* START Raw data *

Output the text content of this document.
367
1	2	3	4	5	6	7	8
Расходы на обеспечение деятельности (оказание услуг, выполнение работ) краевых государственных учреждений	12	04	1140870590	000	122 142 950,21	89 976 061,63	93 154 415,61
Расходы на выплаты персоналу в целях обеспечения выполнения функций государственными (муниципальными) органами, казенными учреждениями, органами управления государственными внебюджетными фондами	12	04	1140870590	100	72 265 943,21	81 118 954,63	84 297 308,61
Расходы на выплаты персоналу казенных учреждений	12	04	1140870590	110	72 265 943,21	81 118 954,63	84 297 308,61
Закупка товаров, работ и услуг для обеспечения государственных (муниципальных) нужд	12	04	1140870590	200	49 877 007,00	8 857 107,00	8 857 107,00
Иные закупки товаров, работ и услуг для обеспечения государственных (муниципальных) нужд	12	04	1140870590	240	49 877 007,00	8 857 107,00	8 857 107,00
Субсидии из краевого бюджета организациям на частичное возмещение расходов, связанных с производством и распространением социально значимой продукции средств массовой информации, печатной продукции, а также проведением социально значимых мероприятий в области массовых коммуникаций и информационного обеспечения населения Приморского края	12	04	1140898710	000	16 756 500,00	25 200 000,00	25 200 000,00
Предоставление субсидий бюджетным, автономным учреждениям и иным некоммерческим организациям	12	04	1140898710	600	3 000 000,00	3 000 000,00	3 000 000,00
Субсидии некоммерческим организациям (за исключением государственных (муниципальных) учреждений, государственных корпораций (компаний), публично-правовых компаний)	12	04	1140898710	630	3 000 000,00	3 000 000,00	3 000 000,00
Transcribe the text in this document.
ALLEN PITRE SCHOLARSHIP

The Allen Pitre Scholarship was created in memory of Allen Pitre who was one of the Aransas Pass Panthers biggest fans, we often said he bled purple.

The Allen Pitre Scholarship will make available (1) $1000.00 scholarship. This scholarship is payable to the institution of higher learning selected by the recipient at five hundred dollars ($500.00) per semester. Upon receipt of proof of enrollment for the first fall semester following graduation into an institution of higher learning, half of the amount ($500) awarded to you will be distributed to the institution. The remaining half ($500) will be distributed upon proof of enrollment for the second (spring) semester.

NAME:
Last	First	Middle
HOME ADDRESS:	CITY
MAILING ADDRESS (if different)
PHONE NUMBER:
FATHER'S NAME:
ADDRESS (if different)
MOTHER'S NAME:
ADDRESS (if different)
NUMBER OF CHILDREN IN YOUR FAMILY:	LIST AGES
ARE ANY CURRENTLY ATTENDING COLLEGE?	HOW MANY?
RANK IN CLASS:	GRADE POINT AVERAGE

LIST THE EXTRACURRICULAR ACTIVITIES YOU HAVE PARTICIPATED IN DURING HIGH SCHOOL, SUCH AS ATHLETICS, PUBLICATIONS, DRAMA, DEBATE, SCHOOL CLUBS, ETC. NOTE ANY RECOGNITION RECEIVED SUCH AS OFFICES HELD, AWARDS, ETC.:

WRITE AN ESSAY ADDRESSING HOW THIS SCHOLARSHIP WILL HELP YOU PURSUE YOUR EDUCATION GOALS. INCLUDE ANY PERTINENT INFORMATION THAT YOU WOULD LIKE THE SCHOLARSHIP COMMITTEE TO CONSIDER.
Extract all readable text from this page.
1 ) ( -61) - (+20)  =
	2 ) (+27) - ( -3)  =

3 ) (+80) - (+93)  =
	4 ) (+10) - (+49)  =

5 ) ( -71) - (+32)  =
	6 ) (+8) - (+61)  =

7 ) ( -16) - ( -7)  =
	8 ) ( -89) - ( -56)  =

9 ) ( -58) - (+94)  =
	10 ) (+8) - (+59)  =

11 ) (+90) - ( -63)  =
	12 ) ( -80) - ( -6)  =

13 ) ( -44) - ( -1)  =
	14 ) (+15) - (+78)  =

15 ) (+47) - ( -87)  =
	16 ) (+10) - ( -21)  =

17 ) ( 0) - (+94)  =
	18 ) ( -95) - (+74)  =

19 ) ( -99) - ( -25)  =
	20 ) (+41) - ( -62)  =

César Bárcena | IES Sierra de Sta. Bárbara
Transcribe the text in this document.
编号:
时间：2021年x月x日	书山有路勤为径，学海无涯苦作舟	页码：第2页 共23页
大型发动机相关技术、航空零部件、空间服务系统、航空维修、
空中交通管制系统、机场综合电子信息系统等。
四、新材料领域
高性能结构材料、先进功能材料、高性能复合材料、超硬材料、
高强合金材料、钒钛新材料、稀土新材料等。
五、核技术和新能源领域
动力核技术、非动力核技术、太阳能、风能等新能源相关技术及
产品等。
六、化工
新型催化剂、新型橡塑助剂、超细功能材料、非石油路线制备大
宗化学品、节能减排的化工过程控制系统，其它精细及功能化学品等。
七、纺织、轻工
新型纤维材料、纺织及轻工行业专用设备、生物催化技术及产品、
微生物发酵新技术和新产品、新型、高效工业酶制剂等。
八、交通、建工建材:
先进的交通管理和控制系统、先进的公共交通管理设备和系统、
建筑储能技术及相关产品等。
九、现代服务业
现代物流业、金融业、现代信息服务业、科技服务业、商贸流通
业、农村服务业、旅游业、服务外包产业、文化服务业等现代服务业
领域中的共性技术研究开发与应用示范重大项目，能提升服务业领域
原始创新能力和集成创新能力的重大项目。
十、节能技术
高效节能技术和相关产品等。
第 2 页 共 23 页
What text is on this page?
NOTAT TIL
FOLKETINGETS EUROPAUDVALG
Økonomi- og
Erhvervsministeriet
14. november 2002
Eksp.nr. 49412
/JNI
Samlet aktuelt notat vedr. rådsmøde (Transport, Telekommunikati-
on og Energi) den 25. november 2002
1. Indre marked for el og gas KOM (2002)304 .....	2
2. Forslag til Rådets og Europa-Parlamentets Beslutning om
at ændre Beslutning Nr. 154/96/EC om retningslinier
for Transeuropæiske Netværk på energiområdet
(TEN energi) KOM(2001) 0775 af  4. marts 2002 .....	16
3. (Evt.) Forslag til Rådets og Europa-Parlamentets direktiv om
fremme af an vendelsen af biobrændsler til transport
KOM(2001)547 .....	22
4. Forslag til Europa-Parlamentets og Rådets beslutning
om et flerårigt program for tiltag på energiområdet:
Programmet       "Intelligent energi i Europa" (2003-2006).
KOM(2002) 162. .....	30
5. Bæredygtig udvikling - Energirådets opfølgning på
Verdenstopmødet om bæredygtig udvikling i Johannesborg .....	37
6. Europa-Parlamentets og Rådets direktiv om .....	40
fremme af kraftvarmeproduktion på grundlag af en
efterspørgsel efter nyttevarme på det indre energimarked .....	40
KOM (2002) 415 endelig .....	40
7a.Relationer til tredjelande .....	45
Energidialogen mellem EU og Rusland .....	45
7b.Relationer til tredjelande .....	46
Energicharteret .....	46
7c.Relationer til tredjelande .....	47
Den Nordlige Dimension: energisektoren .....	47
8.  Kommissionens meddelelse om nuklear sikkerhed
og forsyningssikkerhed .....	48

* END Raw data *

**What needs to be done**
Using the entries above, find all lines with "Relationer". Copy them.

**Answer to this exercise**
7a.Relationer til tredjelande .....	45
7b.Relationer til tredjelande .....	46
7c.Relationer til tredjelande .....	47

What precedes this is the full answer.